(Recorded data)
============================================================

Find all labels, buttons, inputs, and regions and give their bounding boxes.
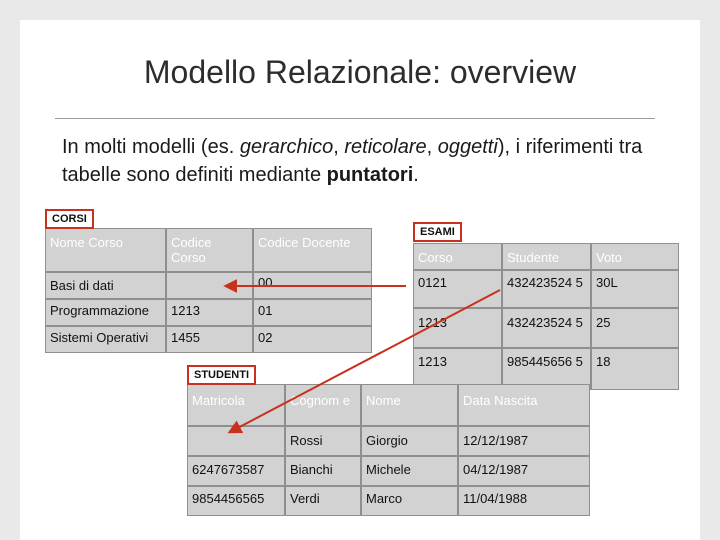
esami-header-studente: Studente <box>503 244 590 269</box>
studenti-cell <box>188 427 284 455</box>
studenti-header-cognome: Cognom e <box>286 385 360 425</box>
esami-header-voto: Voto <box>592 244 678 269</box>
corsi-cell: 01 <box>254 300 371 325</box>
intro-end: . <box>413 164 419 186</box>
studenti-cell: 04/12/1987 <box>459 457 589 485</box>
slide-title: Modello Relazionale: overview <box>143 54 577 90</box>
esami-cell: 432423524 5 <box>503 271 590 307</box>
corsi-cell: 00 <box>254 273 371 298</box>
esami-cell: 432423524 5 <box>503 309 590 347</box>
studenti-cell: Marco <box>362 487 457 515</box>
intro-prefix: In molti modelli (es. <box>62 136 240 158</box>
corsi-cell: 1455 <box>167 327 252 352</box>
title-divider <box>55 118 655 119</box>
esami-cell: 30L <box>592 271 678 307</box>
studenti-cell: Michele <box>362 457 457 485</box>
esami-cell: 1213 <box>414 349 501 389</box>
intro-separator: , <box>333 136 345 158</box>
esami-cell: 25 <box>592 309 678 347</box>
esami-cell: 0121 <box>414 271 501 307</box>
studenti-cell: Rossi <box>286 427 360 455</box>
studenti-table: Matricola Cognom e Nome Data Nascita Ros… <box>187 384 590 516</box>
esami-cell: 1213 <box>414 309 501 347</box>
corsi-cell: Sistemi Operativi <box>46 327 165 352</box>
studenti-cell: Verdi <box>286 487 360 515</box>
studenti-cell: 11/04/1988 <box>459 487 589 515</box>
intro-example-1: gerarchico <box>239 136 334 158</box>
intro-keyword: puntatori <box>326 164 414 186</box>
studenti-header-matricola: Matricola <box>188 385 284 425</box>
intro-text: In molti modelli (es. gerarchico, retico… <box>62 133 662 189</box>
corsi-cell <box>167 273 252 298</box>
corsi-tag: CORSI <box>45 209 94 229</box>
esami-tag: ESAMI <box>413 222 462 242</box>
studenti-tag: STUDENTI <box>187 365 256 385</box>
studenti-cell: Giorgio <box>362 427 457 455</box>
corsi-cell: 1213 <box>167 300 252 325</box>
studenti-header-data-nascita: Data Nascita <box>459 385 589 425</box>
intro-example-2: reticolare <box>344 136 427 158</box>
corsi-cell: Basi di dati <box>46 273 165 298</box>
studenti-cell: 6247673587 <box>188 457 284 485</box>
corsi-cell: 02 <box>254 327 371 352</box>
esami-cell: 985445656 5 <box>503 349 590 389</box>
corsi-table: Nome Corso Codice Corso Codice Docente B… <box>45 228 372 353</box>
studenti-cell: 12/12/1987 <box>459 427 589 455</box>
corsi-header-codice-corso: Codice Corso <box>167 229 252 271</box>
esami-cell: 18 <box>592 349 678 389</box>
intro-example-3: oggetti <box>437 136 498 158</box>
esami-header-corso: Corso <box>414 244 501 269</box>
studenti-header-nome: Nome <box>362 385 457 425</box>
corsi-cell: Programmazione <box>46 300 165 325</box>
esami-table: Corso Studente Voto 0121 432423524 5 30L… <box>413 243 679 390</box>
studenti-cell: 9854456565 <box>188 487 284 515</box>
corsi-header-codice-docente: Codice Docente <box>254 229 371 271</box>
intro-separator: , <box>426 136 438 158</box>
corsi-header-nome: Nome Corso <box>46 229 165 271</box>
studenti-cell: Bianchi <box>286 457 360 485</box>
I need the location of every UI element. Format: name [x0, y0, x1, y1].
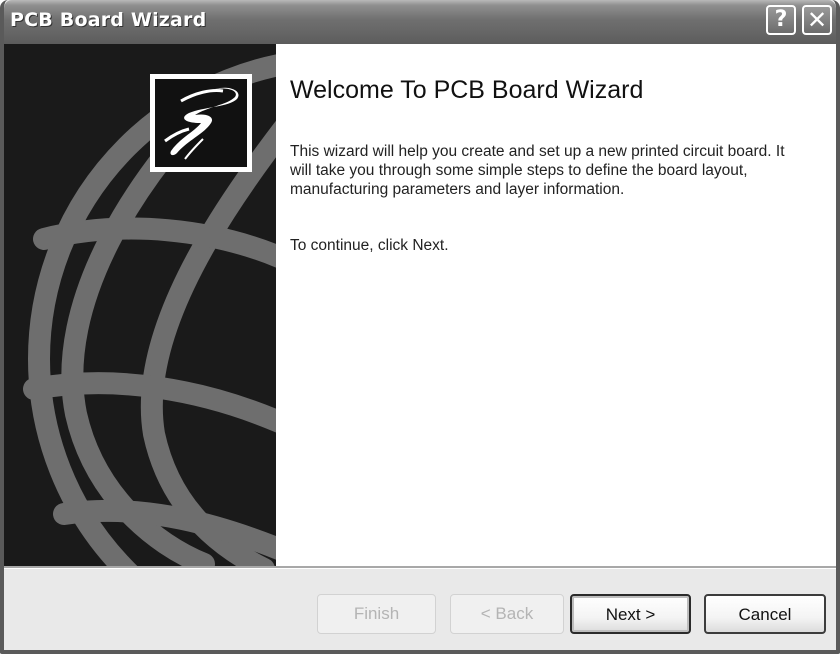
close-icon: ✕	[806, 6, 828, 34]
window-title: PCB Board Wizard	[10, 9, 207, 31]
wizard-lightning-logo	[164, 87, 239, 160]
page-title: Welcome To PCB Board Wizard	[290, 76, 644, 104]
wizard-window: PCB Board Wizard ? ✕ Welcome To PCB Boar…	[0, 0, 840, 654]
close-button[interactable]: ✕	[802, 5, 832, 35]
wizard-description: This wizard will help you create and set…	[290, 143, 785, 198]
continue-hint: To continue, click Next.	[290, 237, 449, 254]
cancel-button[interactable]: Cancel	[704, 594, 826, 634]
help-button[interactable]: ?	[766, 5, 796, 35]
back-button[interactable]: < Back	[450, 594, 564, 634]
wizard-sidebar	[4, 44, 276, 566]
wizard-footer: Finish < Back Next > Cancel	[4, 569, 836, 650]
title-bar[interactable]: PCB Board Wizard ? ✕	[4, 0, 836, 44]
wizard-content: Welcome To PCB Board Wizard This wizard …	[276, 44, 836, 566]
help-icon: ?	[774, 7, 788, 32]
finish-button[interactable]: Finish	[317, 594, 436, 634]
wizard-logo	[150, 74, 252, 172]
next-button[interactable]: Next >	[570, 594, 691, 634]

============================================================

*TASK INSTRUCTIONS*. Reproduce all of the data above with every "Michele" changed to "Luca" and everything else left unchanged. Omit the pictures from your answer.

*SOLUTION FOR THIS EXERCISE*.
Find all labels, buttons, inputs, and regions and give their bounding boxes.
esami-header-studente: Studente <box>503 244 590 269</box>
studenti-cell <box>188 427 284 455</box>
studenti-header-cognome: Cognom e <box>286 385 360 425</box>
esami-header-voto: Voto <box>592 244 678 269</box>
corsi-cell: 01 <box>254 300 371 325</box>
intro-end: . <box>413 164 419 186</box>
studenti-cell: 04/12/1987 <box>459 457 589 485</box>
slide-title: Modello Relazionale: overview <box>143 54 577 90</box>
esami-cell: 432423524 5 <box>503 271 590 307</box>
corsi-cell: 00 <box>254 273 371 298</box>
esami-cell: 432423524 5 <box>503 309 590 347</box>
studenti-cell: Marco <box>362 487 457 515</box>
intro-prefix: In molti modelli (es. <box>62 136 240 158</box>
corsi-cell: 1455 <box>167 327 252 352</box>
title-divider <box>55 118 655 119</box>
esami-cell: 30L <box>592 271 678 307</box>
studenti-cell: Luca <box>362 457 457 485</box>
esami-cell: 1213 <box>414 349 501 389</box>
intro-separator: , <box>333 136 345 158</box>
esami-cell: 25 <box>592 309 678 347</box>
esami-cell: 0121 <box>414 271 501 307</box>
studenti-cell: Rossi <box>286 427 360 455</box>
studenti-table: Matricola Cognom e Nome Data Nascita Ros… <box>187 384 590 516</box>
esami-cell: 1213 <box>414 309 501 347</box>
corsi-cell: Sistemi Operativi <box>46 327 165 352</box>
studenti-cell: Verdi <box>286 487 360 515</box>
studenti-cell: 11/04/1988 <box>459 487 589 515</box>
intro-example-1: gerarchico <box>239 136 334 158</box>
intro-keyword: puntatori <box>326 164 414 186</box>
studenti-header-matricola: Matricola <box>188 385 284 425</box>
intro-text: In molti modelli (es. gerarchico, retico… <box>62 133 662 189</box>
corsi-cell <box>167 273 252 298</box>
corsi-tag: CORSI <box>45 209 94 229</box>
esami-tag: ESAMI <box>413 222 462 242</box>
studenti-tag: STUDENTI <box>187 365 256 385</box>
studenti-cell: Giorgio <box>362 427 457 455</box>
corsi-cell: 1213 <box>167 300 252 325</box>
studenti-header-data-nascita: Data Nascita <box>459 385 589 425</box>
intro-example-2: reticolare <box>344 136 427 158</box>
corsi-cell: Basi di dati <box>46 273 165 298</box>
studenti-cell: 6247673587 <box>188 457 284 485</box>
corsi-cell: 02 <box>254 327 371 352</box>
esami-cell: 985445656 5 <box>503 349 590 389</box>
corsi-table: Nome Corso Codice Corso Codice Docente B… <box>45 228 372 353</box>
studenti-cell: 12/12/1987 <box>459 427 589 455</box>
corsi-header-codice-corso: Codice Corso <box>167 229 252 271</box>
esami-cell: 18 <box>592 349 678 389</box>
intro-example-3: oggetti <box>437 136 498 158</box>
esami-header-corso: Corso <box>414 244 501 269</box>
studenti-header-nome: Nome <box>362 385 457 425</box>
corsi-cell: Programmazione <box>46 300 165 325</box>
esami-table: Corso Studente Voto 0121 432423524 5 30L… <box>413 243 679 390</box>
studenti-cell: 9854456565 <box>188 487 284 515</box>
corsi-header-codice-docente: Codice Docente <box>254 229 371 271</box>
intro-separator: , <box>426 136 438 158</box>
corsi-header-nome: Nome Corso <box>46 229 165 271</box>
studenti-cell: Bianchi <box>286 457 360 485</box>
I need the location of every UI element. Format: name [x0, y0, x1, y1].
close-icon: ✕	[806, 6, 828, 34]
window-title: PCB Board Wizard	[10, 9, 207, 31]
wizard-lightning-logo	[164, 87, 239, 160]
page-title: Welcome To PCB Board Wizard	[290, 76, 644, 104]
wizard-window: PCB Board Wizard ? ✕ Welcome To PCB Boar…	[0, 0, 840, 654]
close-button[interactable]: ✕	[802, 5, 832, 35]
wizard-description: This wizard will help you create and set…	[290, 143, 785, 198]
continue-hint: To continue, click Next.	[290, 237, 449, 254]
cancel-button[interactable]: Cancel	[704, 594, 826, 634]
help-button[interactable]: ?	[766, 5, 796, 35]
back-button[interactable]: < Back	[450, 594, 564, 634]
wizard-sidebar	[4, 44, 276, 566]
wizard-footer: Finish < Back Next > Cancel	[4, 569, 836, 650]
title-bar[interactable]: PCB Board Wizard ? ✕	[4, 0, 836, 44]
wizard-content: Welcome To PCB Board Wizard This wizard …	[276, 44, 836, 566]
help-icon: ?	[774, 7, 788, 32]
finish-button[interactable]: Finish	[317, 594, 436, 634]
wizard-logo	[150, 74, 252, 172]
next-button[interactable]: Next >	[570, 594, 691, 634]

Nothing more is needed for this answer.